## START Dataset entries
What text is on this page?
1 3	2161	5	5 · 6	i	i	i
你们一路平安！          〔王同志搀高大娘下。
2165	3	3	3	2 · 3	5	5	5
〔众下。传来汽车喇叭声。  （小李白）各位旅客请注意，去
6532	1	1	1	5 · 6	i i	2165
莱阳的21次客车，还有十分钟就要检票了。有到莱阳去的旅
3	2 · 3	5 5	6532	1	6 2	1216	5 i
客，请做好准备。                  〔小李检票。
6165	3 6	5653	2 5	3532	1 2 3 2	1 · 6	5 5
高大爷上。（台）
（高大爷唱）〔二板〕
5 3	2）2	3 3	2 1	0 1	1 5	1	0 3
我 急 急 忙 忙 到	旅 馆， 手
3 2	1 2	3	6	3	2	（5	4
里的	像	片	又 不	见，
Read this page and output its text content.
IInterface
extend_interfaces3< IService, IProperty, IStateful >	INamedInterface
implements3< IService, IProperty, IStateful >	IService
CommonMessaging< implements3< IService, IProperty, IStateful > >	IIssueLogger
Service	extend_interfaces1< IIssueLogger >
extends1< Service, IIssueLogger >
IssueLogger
## END Dataset entries
## START Dataset entries
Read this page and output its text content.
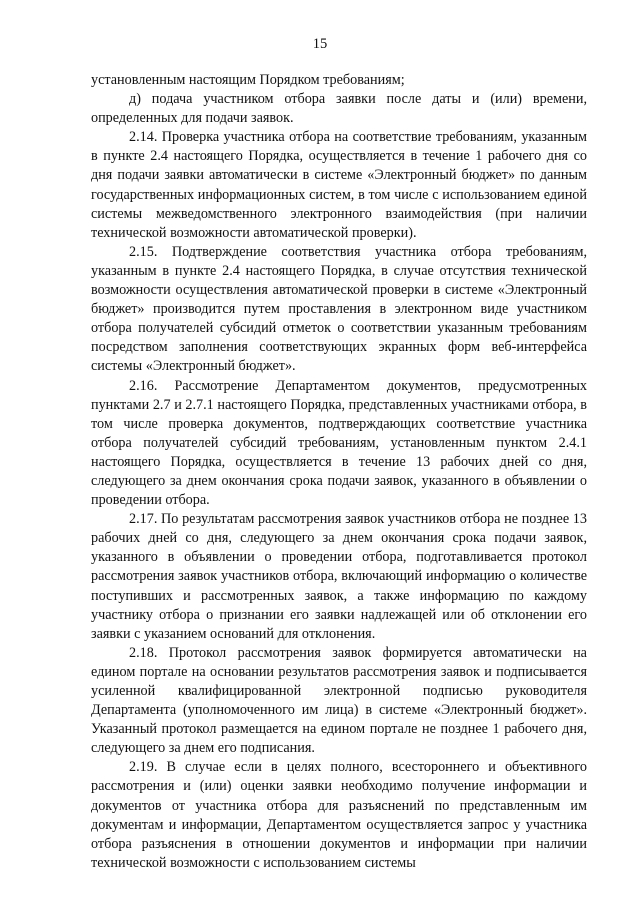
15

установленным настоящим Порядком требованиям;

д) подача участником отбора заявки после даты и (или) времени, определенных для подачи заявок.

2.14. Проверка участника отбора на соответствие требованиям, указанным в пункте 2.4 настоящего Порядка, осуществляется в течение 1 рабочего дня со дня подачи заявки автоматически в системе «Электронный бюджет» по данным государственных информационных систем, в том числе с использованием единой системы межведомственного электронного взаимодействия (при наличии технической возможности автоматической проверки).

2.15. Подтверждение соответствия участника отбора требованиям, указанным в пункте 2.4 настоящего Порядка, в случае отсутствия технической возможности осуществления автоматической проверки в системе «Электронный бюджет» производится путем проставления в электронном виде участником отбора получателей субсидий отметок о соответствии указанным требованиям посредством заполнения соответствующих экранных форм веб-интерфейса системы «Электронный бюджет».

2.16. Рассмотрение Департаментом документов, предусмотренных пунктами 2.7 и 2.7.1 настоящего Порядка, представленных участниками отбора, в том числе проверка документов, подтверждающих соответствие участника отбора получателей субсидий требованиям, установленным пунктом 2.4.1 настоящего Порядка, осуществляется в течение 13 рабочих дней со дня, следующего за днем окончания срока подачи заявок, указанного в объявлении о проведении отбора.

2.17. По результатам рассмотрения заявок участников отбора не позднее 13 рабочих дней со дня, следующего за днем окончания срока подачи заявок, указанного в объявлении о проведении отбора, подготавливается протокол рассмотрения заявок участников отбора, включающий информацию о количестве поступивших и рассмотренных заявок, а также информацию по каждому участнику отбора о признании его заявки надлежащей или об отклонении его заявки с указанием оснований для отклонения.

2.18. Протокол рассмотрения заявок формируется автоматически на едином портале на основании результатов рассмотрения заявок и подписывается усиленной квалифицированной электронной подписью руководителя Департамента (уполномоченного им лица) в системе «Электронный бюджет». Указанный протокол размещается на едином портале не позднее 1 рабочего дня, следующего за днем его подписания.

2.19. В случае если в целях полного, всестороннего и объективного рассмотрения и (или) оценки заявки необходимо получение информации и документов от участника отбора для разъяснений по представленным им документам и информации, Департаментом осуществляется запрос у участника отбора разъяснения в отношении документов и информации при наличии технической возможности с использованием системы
## END Dataset entries
Copy out every line holding the string "IProperty".

— Answer to the problem —
extend_interfaces3< IService, IProperty, IStateful >	INamedInterface
implements3< IService, IProperty, IStateful >	IService
CommonMessaging< implements3< IService, IProperty, IStateful > >	IIssueLogger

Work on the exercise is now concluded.